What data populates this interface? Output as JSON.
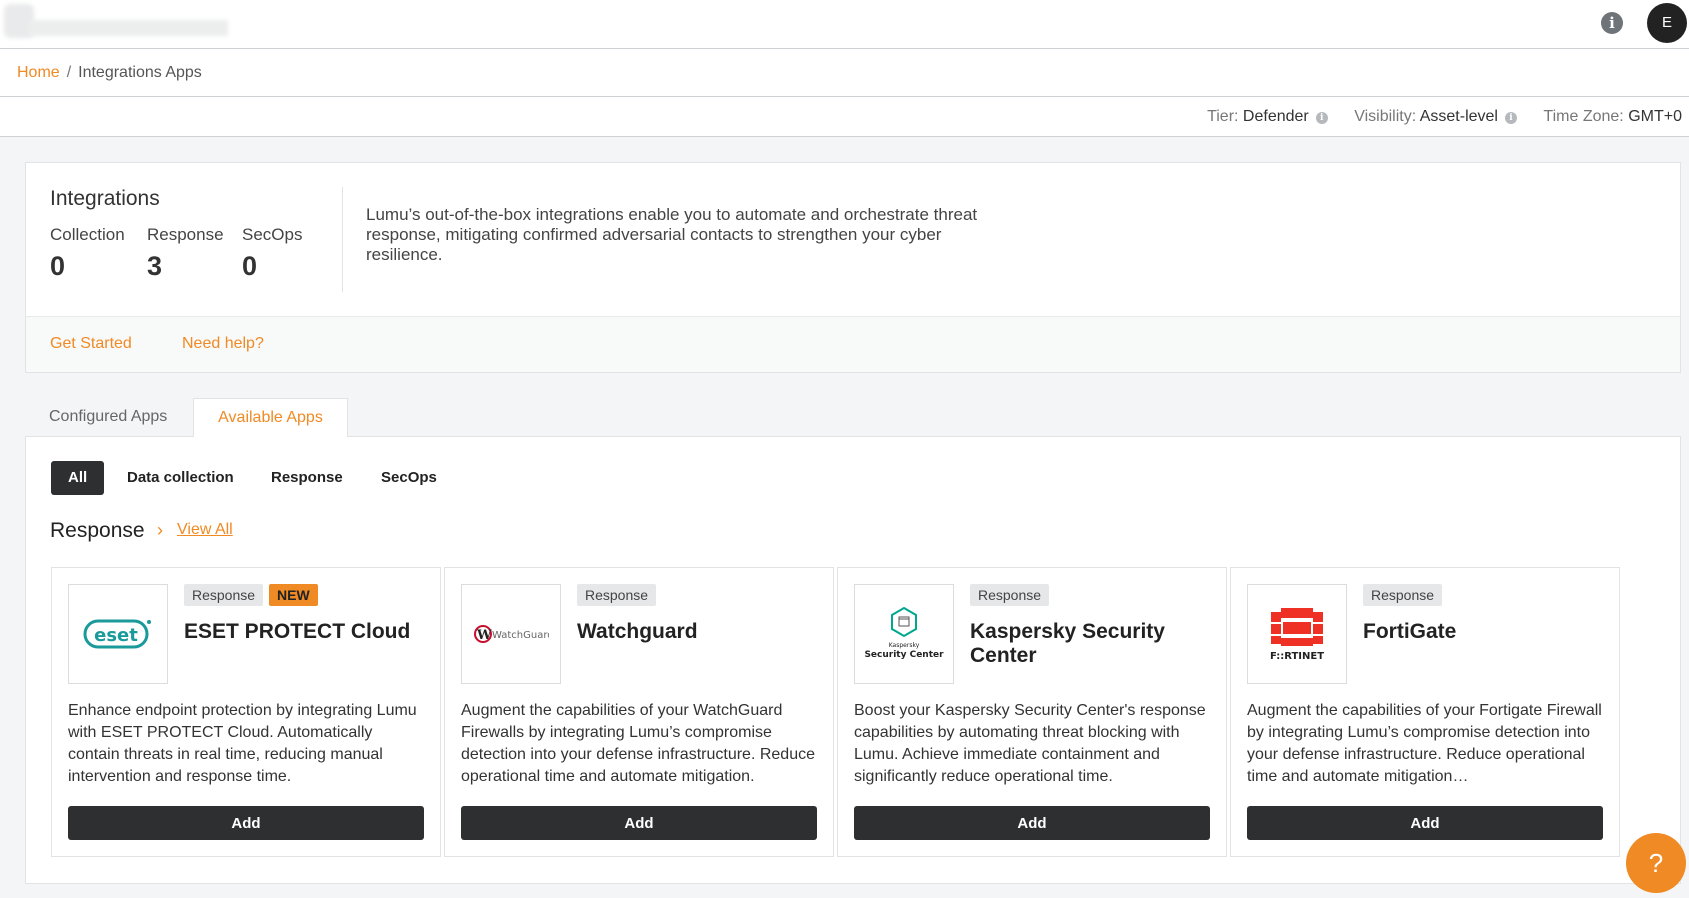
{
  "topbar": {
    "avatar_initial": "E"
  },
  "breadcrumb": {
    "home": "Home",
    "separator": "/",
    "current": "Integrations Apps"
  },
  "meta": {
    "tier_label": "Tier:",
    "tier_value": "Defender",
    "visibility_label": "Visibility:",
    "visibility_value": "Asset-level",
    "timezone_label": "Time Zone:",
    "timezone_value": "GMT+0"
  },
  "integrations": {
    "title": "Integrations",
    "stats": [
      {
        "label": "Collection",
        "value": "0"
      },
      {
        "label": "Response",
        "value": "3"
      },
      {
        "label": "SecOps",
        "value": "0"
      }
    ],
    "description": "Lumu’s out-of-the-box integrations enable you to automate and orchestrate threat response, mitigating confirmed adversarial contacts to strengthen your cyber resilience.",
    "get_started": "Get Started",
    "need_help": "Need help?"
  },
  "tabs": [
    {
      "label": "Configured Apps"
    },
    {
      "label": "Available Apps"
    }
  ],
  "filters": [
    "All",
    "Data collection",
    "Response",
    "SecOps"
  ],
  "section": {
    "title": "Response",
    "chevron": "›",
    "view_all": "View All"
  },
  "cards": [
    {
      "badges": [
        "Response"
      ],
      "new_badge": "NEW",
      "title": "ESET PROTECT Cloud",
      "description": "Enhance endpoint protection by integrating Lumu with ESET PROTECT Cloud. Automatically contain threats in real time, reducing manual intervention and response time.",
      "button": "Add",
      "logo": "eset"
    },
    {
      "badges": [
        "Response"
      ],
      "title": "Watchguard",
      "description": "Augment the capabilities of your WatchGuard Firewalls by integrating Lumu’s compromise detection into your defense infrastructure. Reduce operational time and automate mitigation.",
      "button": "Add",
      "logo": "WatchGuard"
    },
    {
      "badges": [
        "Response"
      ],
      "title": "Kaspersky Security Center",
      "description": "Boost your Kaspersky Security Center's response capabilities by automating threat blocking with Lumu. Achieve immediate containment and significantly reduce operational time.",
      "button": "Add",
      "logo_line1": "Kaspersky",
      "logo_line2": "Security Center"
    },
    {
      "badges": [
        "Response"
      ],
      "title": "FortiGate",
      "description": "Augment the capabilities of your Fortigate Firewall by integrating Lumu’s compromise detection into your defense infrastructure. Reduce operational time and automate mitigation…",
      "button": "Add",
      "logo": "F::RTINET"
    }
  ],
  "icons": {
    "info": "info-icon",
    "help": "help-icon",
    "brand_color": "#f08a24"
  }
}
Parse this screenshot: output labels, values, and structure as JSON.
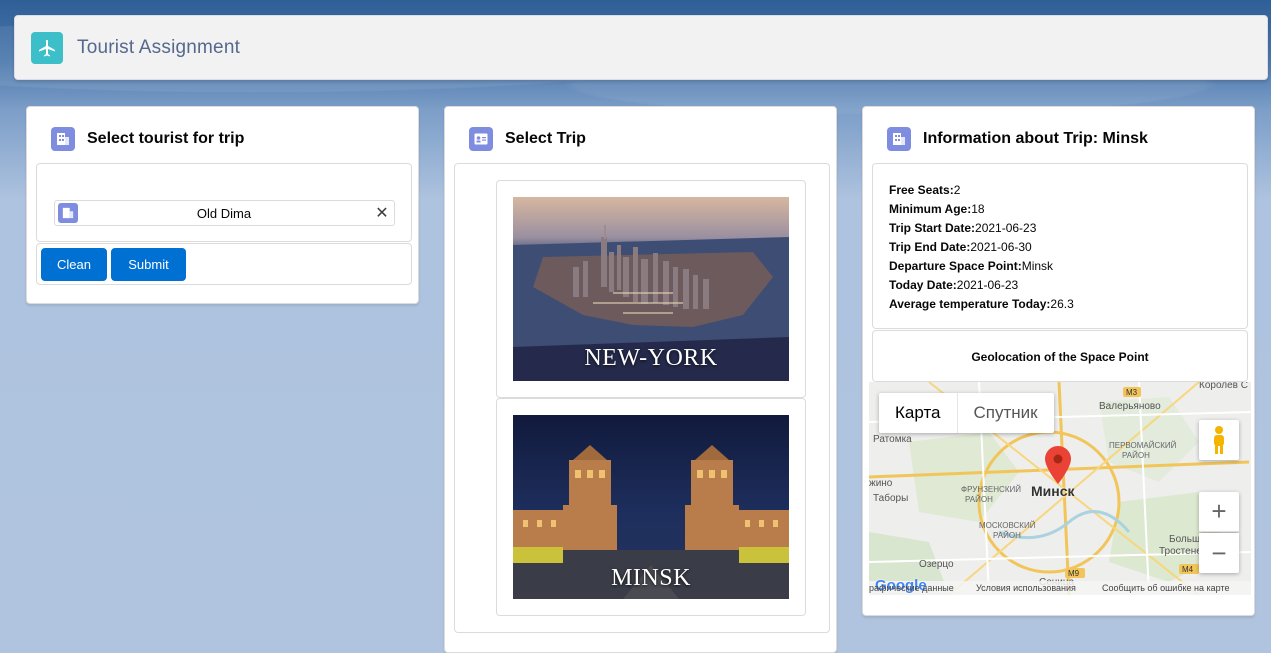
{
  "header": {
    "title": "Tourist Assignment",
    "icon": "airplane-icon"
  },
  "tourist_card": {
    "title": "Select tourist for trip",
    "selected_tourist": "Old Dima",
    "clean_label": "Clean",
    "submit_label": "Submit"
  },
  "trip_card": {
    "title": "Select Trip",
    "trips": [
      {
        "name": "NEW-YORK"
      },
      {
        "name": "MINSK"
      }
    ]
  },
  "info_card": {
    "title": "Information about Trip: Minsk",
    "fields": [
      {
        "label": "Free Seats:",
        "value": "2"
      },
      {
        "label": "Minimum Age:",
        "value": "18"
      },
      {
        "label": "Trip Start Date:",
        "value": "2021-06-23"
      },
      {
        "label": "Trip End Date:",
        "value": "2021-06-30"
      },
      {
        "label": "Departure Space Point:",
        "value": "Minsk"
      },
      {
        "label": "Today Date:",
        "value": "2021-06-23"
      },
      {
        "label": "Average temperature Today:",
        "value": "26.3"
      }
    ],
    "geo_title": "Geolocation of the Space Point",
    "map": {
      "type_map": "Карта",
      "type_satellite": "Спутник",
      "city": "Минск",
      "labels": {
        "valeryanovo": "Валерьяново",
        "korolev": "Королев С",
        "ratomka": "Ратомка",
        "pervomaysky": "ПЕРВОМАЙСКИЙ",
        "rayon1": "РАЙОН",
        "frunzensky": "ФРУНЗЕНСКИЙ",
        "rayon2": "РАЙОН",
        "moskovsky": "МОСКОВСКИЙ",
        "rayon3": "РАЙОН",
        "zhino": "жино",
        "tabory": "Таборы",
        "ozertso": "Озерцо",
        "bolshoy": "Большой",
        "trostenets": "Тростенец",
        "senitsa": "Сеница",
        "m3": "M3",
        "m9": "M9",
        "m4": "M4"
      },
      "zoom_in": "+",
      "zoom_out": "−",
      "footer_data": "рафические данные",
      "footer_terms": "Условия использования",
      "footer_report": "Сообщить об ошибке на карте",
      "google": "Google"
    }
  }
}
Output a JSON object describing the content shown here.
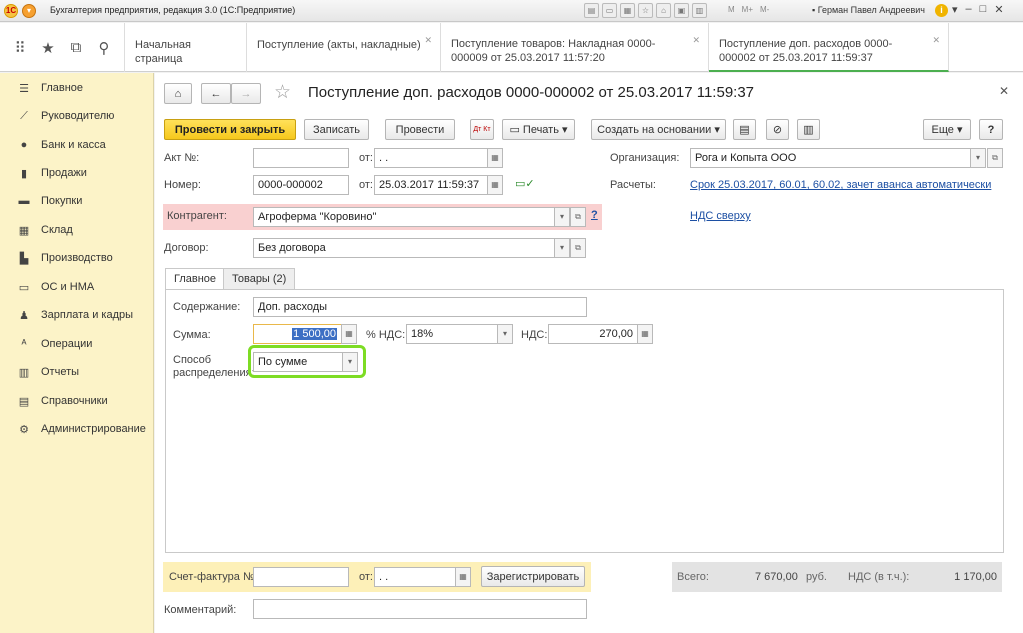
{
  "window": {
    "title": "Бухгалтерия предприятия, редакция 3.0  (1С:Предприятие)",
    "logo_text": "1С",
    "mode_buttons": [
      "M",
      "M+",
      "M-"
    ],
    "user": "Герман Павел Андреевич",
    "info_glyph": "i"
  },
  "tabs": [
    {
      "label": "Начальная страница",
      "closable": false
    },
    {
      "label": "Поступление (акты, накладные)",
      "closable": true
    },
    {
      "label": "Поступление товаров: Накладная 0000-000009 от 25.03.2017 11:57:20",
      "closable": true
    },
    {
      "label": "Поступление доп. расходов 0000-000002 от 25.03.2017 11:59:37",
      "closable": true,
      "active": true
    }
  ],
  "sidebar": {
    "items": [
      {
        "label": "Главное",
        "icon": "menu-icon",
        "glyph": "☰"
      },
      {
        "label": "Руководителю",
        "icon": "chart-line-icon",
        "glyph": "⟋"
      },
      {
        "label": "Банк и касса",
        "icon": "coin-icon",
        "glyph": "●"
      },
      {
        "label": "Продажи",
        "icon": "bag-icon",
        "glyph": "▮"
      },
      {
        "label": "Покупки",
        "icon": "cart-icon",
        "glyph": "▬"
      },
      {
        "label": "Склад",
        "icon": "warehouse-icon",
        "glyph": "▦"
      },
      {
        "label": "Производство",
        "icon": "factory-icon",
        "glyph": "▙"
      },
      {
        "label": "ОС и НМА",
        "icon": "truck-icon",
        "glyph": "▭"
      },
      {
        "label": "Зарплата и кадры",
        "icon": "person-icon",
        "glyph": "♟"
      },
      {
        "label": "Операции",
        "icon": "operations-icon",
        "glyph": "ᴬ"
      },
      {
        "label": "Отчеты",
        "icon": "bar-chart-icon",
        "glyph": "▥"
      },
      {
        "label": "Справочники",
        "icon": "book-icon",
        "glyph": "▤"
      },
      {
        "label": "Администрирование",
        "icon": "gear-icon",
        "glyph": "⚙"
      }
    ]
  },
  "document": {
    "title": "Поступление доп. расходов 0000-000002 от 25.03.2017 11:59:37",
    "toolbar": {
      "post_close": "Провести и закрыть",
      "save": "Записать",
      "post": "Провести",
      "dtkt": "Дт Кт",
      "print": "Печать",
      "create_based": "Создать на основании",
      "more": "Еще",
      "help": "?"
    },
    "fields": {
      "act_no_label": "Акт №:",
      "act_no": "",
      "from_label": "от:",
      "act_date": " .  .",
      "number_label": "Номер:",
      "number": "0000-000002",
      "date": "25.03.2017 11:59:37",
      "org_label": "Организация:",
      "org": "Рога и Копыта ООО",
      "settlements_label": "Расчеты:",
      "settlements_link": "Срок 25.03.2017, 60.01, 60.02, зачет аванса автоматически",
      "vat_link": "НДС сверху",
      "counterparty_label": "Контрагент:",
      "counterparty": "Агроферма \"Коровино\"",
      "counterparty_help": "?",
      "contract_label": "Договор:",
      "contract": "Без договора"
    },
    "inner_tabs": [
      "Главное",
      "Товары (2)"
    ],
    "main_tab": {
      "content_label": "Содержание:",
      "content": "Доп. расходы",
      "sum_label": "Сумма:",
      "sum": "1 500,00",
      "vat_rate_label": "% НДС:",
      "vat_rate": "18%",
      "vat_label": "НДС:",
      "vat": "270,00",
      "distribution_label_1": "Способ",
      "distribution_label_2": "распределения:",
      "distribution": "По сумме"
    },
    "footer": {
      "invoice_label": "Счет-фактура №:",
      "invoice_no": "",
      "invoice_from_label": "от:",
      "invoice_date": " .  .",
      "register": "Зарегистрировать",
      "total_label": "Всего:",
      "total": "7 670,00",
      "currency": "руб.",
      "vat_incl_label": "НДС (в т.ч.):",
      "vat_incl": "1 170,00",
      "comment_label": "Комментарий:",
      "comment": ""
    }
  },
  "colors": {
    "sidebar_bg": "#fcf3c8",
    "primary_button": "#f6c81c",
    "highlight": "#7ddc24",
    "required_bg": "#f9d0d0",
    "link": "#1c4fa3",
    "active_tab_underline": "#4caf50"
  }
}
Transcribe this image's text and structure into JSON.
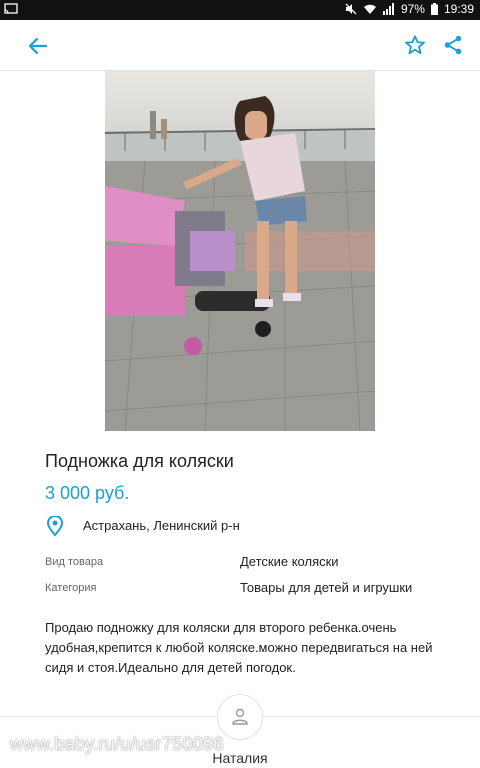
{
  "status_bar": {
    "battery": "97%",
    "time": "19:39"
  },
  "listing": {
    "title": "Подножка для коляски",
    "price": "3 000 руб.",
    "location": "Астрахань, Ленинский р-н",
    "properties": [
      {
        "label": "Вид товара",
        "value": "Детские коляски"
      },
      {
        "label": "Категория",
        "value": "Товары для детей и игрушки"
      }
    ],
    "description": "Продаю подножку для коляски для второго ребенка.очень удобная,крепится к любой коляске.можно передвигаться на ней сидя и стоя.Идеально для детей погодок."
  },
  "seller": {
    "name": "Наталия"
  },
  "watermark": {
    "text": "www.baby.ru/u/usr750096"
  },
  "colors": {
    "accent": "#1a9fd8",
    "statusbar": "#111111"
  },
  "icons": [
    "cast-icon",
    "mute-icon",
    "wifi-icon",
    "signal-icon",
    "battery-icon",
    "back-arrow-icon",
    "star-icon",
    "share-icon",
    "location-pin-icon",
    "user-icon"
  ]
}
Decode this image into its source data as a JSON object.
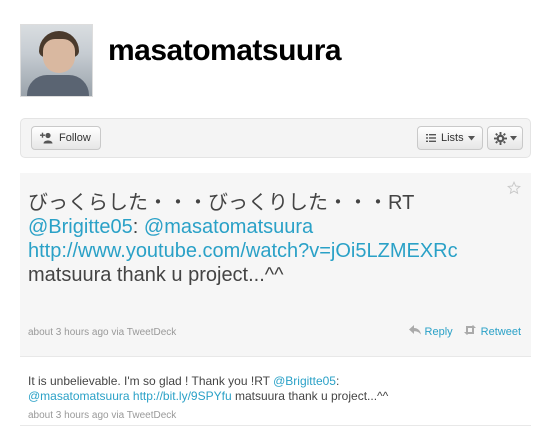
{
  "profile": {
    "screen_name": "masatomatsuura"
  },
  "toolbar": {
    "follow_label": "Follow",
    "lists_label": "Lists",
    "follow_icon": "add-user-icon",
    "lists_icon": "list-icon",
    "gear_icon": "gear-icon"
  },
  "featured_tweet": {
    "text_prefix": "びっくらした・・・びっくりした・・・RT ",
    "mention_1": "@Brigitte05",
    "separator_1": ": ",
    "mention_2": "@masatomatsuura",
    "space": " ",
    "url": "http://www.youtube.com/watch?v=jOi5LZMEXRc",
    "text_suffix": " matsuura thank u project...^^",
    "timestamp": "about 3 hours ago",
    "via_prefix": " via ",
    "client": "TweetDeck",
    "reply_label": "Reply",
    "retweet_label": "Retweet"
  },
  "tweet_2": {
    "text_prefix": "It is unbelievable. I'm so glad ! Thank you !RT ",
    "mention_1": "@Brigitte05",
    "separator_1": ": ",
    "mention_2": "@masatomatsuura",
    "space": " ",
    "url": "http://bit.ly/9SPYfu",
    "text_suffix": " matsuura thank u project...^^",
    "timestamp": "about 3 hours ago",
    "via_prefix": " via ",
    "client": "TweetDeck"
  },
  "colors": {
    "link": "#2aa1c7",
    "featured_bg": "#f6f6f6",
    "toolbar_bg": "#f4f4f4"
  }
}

• [TASK TO COMPLETE]: Scan the records above for the string "defense", then report every line that contains it.

• [TASK ANSWER]:
      "description": "Augment the capabilities of your WatchGuard Firewalls by integrating Lumu’s compromise detection into your defense infrastructure. Reduce operational time and automate mitigation.",
      "description": "Augment the capabilities of your Fortigate Firewall by integrating Lumu’s compromise detection into your defense infrastructure. Reduce operational time and automate mitigation…",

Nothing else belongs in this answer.